--- Written task ---
Read the listing and extract each line that includes the word "will".

Dataset entries
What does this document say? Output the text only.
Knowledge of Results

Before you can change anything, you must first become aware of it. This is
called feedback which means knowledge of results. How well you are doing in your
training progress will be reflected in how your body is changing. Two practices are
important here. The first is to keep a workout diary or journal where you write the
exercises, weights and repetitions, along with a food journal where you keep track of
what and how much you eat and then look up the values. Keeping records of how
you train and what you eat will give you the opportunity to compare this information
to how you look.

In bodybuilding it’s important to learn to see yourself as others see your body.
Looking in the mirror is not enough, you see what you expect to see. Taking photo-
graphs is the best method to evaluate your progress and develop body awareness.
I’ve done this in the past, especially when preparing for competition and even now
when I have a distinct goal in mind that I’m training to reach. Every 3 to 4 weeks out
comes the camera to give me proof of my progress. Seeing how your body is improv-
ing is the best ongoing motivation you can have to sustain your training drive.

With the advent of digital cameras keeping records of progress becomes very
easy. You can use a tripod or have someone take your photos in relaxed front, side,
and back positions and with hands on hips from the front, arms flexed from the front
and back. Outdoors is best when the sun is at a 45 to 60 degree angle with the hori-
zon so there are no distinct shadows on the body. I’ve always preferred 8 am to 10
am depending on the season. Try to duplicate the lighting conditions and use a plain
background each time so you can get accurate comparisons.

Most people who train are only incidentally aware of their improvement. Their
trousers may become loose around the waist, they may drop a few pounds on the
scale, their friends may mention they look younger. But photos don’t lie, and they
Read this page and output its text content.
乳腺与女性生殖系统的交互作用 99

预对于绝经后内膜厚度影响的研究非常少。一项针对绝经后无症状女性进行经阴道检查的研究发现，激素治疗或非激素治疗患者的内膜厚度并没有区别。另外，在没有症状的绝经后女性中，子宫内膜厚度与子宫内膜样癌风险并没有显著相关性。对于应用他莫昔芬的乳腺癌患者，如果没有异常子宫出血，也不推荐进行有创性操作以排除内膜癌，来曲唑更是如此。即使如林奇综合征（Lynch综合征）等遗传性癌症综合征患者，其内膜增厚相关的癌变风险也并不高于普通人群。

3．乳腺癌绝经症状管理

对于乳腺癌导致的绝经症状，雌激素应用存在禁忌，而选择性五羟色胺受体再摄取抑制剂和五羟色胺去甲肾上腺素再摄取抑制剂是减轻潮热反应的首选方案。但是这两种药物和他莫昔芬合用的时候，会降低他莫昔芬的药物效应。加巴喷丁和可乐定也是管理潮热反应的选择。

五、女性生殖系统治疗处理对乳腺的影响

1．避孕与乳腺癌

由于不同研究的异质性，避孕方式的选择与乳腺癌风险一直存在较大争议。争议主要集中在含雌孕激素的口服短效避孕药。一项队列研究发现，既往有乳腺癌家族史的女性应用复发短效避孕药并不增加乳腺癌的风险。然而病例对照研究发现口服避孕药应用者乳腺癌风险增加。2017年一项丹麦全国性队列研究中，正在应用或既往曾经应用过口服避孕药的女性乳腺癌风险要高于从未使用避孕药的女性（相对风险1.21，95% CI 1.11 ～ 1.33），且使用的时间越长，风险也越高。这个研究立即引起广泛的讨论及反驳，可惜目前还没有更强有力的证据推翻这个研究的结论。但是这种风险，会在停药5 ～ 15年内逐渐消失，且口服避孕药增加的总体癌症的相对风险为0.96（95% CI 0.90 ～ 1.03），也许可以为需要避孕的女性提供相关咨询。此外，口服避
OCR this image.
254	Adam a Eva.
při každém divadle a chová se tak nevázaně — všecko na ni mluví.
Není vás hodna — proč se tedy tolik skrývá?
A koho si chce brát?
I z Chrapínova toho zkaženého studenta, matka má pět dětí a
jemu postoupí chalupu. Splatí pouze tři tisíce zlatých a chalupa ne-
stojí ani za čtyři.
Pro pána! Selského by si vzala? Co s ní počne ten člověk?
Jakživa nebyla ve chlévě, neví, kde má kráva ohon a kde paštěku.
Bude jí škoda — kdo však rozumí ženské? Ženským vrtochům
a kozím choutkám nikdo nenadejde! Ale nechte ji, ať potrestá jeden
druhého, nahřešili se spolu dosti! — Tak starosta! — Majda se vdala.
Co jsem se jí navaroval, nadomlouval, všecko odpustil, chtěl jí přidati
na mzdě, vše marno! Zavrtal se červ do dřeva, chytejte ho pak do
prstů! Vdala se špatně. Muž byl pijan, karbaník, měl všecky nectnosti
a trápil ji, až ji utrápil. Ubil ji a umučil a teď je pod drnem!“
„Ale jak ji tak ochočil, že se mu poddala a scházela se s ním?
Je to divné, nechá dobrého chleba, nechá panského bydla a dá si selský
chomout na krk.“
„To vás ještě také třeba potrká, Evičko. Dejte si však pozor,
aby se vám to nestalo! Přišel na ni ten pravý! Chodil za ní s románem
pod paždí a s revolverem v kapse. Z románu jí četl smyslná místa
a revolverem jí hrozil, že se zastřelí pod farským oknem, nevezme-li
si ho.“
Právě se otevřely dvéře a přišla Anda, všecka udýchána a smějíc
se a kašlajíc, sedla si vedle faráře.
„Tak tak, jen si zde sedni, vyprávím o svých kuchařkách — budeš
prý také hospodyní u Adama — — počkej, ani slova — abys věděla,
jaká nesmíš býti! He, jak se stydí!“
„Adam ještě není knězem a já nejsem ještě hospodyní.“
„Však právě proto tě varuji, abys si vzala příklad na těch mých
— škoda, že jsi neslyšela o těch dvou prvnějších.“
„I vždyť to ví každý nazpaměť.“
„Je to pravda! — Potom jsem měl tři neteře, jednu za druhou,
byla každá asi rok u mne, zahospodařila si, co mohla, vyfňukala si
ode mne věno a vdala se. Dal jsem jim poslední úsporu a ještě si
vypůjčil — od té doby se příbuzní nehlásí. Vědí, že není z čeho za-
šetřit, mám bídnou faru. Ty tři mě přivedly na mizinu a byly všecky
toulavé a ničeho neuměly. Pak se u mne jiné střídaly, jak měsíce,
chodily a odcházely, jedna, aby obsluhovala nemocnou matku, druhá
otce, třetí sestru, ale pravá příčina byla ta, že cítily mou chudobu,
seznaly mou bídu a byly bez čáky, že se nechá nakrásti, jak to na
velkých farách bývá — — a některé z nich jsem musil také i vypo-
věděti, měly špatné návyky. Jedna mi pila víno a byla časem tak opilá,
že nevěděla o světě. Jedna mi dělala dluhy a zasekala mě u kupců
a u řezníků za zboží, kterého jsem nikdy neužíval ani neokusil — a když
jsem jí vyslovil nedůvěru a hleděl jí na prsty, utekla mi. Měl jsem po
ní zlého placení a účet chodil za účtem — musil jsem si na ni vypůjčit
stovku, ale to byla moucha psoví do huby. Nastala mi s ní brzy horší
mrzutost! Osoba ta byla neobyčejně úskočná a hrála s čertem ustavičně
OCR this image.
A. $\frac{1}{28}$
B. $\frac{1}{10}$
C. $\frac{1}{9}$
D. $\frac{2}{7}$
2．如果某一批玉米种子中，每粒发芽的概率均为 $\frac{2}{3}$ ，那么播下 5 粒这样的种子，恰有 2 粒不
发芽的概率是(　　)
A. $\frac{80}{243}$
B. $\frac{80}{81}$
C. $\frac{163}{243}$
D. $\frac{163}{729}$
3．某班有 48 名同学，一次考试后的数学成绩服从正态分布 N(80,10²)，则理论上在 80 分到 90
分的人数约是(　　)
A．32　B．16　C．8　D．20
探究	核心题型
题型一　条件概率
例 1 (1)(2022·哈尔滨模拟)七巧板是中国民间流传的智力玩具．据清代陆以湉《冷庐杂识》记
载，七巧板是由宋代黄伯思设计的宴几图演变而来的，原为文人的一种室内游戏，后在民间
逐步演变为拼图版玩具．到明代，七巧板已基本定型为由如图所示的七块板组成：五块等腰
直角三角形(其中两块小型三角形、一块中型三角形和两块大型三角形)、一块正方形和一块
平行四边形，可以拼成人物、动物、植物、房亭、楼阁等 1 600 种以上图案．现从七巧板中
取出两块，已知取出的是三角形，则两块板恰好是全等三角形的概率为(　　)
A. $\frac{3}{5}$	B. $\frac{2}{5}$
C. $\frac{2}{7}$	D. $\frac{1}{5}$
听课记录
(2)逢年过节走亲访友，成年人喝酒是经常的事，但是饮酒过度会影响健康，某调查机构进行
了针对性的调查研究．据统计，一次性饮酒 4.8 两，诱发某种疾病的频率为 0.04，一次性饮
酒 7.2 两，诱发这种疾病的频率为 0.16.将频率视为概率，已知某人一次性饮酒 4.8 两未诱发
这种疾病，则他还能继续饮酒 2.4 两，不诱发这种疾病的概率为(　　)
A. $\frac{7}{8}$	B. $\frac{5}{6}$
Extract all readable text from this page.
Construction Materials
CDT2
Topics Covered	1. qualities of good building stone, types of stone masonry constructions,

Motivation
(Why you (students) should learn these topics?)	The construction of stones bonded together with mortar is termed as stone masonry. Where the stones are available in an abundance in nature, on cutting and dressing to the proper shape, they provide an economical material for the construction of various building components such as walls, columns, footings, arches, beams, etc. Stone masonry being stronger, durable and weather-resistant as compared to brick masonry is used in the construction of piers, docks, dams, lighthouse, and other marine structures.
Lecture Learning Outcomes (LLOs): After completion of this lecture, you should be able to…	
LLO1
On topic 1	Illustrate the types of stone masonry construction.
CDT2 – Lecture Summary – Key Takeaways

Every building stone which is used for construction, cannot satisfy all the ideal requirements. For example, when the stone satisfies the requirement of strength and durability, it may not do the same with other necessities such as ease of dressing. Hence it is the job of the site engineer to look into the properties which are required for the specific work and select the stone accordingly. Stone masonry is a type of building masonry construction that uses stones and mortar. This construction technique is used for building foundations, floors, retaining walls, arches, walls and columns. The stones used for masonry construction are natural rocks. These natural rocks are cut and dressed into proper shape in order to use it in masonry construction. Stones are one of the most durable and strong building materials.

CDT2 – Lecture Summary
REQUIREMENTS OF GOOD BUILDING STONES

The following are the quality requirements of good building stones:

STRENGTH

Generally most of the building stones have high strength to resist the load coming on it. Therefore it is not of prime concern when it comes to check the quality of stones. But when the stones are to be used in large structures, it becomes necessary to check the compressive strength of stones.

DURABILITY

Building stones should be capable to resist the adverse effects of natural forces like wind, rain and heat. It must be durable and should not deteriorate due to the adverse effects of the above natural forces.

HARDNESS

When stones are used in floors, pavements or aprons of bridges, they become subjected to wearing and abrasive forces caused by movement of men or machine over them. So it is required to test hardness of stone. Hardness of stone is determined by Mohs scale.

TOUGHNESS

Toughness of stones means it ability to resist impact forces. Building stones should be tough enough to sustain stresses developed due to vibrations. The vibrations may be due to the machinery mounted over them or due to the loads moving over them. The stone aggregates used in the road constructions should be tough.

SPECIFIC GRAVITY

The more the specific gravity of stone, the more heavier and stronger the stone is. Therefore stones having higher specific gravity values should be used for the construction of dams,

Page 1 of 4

--- The output ---
training progress will be reflected in how your body is changing. Two practices are
you train and what you eat will give you the opportunity to compare this information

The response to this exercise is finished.